Exercise description — How many lines in the records below hold the string "label"? Answer with the number alone.

Input material —
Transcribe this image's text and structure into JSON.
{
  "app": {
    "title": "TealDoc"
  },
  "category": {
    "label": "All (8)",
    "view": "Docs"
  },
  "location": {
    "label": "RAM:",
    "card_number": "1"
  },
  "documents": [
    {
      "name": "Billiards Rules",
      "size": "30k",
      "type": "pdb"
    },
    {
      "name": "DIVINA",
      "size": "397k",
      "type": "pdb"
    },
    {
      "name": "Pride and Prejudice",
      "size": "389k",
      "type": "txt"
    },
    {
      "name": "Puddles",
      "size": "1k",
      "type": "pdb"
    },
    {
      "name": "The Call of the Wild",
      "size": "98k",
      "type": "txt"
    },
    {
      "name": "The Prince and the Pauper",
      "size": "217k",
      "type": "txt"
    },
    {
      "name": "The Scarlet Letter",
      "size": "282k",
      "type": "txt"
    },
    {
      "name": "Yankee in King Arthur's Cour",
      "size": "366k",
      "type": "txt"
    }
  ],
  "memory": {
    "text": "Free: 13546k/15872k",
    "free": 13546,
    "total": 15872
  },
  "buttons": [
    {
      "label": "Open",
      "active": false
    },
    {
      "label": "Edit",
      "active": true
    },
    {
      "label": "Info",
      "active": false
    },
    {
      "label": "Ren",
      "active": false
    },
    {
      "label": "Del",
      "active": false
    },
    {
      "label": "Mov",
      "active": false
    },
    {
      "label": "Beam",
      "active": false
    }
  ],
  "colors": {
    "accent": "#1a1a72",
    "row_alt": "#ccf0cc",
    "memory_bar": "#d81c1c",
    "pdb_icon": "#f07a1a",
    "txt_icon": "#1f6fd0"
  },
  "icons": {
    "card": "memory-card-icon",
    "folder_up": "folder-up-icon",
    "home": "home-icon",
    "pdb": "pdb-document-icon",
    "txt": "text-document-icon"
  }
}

Task output — 9